PROBLEM: Search the material below for the word "вашъ". Copy every line that has it.

A run of records:
● ● ● ●

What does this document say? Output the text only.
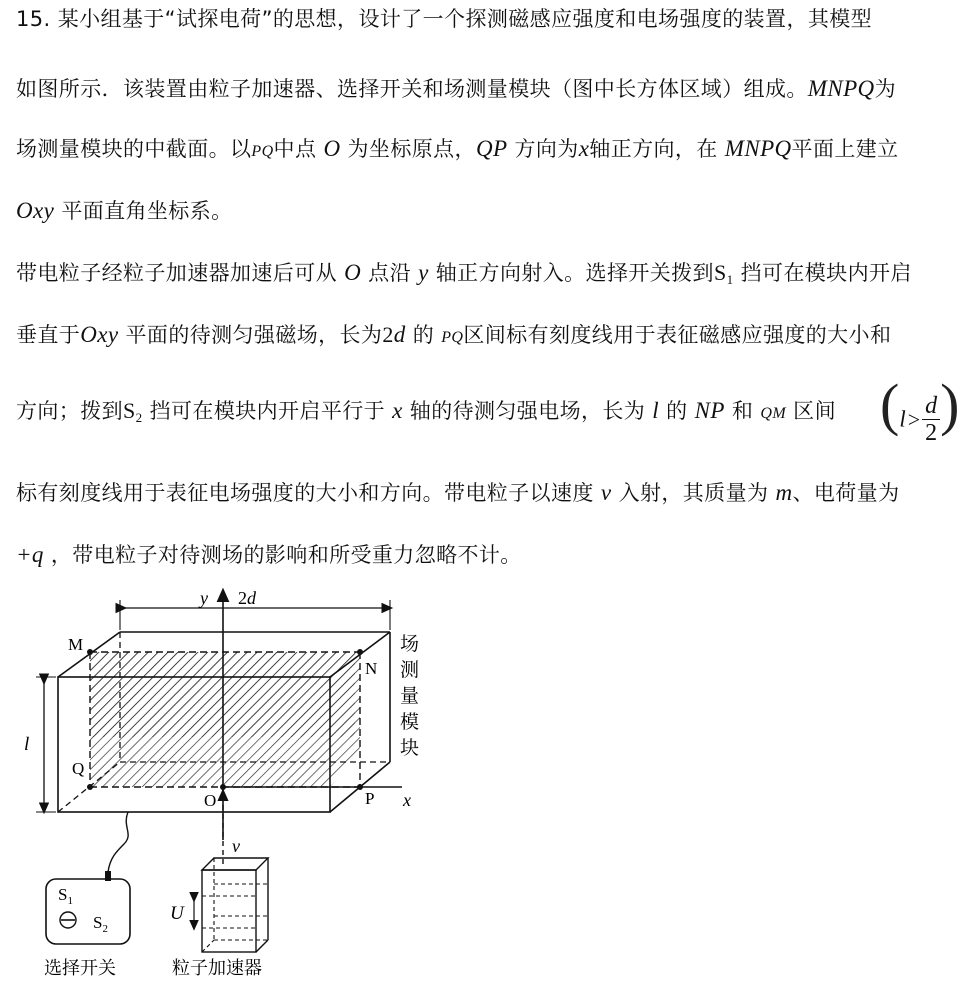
15. 某小组基于“试探电荷”的思想，设计了一个探测磁感应强度和电场强度的装置，其模型
如图所示．该装置由粒子加速器、选择开关和场测量模块（图中长方体区域）组成。MNPQ为
场测量模块的中截面。以PQ中点 O 为坐标原点，QP 方向为x轴正方向，在 MNPQ平面上建立
Oxy 平面直角坐标系。
带电粒子经粒子加速器加速后可从 O 点沿 y 轴正方向射入。选择开关拨到$S_1$ 挡可在模块内开启
垂直于Oxy 平面的待测匀强磁场，长为2d 的 PQ区间标有刻度线用于表征磁感应强度的大小和
方向；拨到$S_2$ 挡可在模块内开启平行于 x 轴的待测匀强电场，长为 l 的 NP 和 QM 区间 ($l> \frac{d}{2}$ )
标有刻度线用于表征电场强度的大小和方向。带电粒子以速度 v 入射，其质量为 m、电荷量为
+q ，带电粒子对待测场的影响和所受重力忽略不计。
y 2d
M
N
Q
P
O	x
l
场
测
量
模
块
$S_1$
$S_2$
选择开关
v
U
粒子加速器
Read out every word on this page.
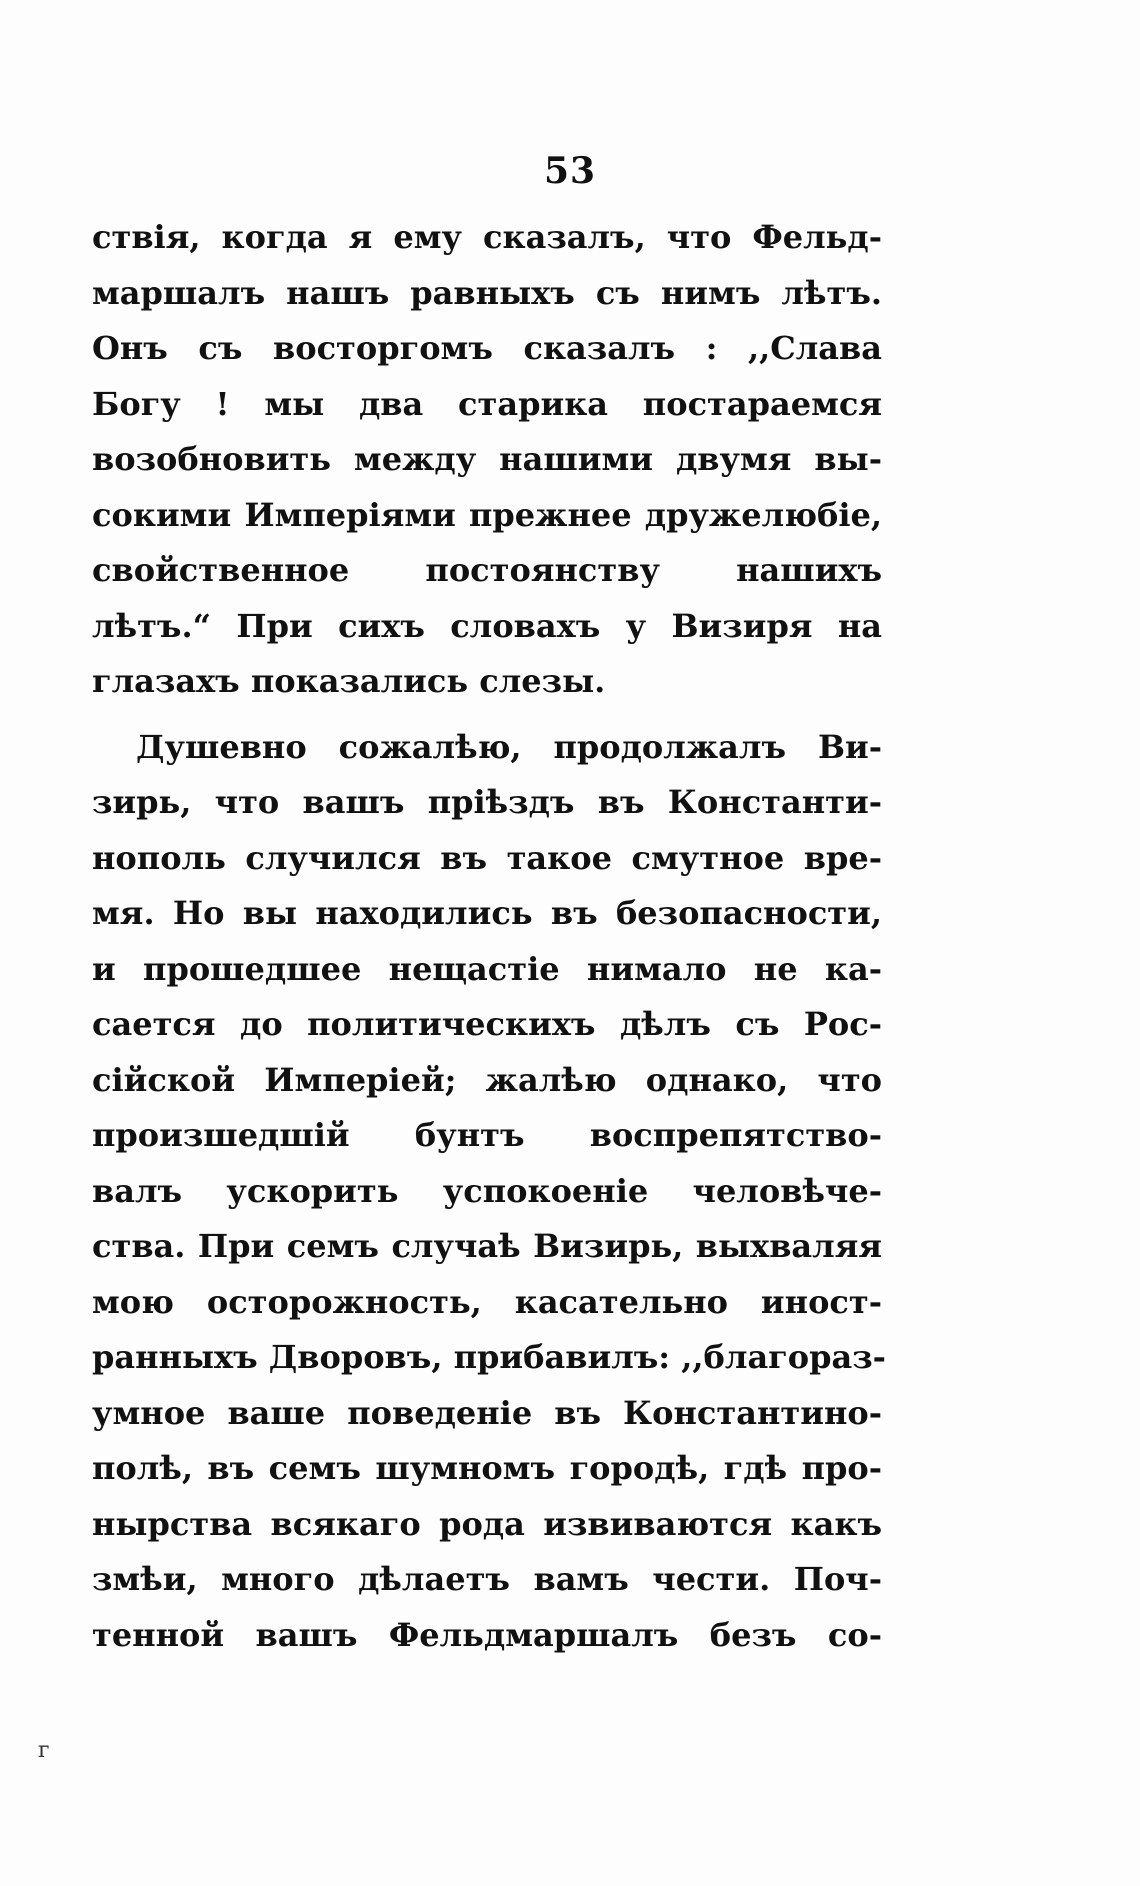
53
ствія, когда я ему сказалъ, что Фельд-
маршалъ нашъ равныхъ съ нимъ лѣтъ.
Онъ съ восторгомъ сказалъ : ,,Слава
Богу ! мы два старика постараемся
возобновить между нашими двумя вы-
сокими Имперіями прежнее дружелюбіе,
свойственное постоянству нашихъ
лѣтъ.“ При сихъ словахъ у Визиря на
глазахъ показались слезы.
Душевно сожалѣю, продолжалъ Ви-
зирь, что вашъ пріѣздъ въ Константи-
нополь случился въ такое смутное вре-
мя. Но вы находились въ безопасности,
и прошедшее нещастіе нимало не ка-
сается до политическихъ дѣлъ съ Рос-
сійской Имперіей; жалѣю однако, что
произшедшій бунтъ воспрепятство-
валъ ускорить успокоеніе человѣче-
ства. При семъ случаѣ Визирь, выхваляя
мою осторожность, касательно иност-
ранныхъ Дворовъ, прибавилъ: ,,благораз-
умное ваше поведеніе въ Константино-
полѣ, въ семъ шумномъ городѣ, гдѣ про-
нырства всякаго рода извиваются какъ
змѣи, много дѣлаетъ вамъ чести. Поч-
тенной вашъ Фельдмаршалъ безъ со-
г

● ● ● ●

RESULT OF THIS EXERCISE:
зирь, что вашъ пріѣздъ въ Константи-
тенной вашъ Фельдмаршалъ безъ со-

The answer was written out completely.